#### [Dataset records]
╭──

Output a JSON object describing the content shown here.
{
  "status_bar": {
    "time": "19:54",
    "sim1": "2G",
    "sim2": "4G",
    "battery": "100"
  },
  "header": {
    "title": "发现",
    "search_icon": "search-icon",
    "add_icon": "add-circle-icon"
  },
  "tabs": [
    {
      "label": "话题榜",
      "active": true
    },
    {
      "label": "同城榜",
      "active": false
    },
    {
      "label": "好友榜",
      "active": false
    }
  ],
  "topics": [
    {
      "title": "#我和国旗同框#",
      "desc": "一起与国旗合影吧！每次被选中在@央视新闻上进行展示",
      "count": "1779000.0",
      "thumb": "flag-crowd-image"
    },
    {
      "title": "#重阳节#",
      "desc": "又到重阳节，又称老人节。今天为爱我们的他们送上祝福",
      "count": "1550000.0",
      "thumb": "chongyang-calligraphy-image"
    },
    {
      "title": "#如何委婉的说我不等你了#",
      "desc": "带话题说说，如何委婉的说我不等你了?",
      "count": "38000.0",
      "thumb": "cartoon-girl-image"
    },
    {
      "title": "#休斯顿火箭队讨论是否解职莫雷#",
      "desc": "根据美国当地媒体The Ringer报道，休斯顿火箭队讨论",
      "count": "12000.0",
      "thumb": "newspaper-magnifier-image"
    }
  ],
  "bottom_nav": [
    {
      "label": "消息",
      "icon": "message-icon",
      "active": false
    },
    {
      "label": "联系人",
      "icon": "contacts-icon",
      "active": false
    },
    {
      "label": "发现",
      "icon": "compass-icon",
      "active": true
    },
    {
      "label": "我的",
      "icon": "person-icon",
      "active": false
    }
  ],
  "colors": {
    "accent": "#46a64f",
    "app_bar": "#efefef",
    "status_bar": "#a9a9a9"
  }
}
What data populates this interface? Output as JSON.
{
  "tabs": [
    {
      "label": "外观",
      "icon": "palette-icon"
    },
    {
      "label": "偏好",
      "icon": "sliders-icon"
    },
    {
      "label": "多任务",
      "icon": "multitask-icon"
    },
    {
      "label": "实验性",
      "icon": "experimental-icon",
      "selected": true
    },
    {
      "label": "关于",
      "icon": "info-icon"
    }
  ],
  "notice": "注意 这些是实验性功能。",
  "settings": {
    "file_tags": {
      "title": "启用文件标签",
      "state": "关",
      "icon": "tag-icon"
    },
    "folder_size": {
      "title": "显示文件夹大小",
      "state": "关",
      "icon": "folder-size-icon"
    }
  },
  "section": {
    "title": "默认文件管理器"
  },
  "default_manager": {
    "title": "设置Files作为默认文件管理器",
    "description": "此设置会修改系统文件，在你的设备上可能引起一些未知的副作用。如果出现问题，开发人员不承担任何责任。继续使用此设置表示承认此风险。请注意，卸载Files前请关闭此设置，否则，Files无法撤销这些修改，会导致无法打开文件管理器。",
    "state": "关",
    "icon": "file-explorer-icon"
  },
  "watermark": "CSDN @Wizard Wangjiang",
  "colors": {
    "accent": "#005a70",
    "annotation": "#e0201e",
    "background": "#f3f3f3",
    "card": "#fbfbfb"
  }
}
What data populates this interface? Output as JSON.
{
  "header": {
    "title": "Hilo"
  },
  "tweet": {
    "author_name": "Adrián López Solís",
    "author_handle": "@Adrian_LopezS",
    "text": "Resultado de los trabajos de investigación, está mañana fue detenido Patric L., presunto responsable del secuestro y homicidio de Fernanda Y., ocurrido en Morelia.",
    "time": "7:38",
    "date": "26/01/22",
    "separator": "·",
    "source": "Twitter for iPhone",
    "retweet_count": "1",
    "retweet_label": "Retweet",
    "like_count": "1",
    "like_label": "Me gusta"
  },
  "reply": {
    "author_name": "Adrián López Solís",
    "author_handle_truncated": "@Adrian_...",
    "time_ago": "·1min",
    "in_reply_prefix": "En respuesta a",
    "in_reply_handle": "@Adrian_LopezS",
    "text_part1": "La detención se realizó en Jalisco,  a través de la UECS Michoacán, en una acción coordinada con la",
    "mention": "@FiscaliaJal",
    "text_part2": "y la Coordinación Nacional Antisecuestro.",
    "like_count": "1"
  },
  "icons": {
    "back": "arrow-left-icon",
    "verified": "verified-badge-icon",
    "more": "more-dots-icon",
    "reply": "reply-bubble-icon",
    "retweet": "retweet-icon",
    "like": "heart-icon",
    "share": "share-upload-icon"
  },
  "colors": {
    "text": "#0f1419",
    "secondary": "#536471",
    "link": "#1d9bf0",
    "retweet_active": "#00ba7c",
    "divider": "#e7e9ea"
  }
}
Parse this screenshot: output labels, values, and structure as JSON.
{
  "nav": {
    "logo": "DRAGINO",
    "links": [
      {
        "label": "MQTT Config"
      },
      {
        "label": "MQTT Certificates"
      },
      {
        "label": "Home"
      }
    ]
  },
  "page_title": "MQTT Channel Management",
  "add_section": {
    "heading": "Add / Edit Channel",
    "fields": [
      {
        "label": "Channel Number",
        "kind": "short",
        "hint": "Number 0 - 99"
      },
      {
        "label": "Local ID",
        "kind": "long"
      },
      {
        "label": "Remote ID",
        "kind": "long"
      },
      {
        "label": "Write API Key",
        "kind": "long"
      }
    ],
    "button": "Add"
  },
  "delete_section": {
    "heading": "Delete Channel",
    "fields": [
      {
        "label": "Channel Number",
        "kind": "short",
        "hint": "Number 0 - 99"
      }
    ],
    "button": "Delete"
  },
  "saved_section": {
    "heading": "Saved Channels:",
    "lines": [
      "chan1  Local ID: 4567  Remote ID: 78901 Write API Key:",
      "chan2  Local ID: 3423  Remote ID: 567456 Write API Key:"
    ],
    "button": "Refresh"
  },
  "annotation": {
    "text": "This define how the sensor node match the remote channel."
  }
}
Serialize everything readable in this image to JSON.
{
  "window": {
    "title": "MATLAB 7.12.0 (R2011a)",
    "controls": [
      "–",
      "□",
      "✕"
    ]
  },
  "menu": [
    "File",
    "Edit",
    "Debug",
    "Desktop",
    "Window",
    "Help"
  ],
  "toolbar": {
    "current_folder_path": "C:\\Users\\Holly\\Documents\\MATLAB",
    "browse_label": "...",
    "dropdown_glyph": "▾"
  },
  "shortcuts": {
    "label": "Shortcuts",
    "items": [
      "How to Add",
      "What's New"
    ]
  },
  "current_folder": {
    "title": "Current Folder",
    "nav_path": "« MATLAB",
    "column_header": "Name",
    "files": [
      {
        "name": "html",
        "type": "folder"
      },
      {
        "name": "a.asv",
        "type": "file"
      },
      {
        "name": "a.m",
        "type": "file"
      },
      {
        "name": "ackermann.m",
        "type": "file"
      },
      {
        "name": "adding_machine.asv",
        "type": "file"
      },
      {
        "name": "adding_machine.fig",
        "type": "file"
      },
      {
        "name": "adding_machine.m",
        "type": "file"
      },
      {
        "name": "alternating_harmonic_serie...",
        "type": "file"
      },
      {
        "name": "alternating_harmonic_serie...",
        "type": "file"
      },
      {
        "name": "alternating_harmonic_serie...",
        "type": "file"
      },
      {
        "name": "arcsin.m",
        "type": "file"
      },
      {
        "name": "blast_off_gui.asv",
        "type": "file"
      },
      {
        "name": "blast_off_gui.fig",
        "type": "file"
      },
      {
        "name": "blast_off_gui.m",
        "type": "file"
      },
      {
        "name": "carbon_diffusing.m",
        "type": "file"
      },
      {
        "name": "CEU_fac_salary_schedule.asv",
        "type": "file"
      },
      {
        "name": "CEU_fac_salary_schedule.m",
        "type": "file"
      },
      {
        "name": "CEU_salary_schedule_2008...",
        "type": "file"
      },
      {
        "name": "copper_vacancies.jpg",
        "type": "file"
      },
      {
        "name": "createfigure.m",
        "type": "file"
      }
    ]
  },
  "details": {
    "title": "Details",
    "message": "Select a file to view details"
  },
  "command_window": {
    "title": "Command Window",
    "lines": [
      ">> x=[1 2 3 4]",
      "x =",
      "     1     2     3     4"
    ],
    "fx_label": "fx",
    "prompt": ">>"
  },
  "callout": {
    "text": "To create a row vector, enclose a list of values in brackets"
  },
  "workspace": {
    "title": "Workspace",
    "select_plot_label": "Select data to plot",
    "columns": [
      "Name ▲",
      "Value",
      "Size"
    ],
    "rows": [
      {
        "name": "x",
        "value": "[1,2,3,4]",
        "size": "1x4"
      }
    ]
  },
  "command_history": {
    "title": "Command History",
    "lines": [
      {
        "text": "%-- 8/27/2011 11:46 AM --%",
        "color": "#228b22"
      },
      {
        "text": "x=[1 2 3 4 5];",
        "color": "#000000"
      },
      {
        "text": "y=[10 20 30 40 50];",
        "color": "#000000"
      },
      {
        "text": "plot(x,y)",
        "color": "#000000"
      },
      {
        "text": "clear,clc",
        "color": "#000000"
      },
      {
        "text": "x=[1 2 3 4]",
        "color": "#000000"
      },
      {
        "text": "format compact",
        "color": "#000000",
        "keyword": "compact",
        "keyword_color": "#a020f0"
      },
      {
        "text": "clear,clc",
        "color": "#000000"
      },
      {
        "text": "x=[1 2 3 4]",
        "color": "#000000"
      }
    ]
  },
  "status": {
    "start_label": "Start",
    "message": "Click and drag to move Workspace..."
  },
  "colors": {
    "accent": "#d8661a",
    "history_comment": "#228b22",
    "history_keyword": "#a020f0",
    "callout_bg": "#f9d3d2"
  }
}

╰──

#### [Stated task]
Search the data for "如何委婉的说我不等你了". Copy every line that has it.

#### [Solved problem]
      "title": "#如何委婉的说我不等你了#",
      "desc": "带话题说说，如何委婉的说我不等你了?",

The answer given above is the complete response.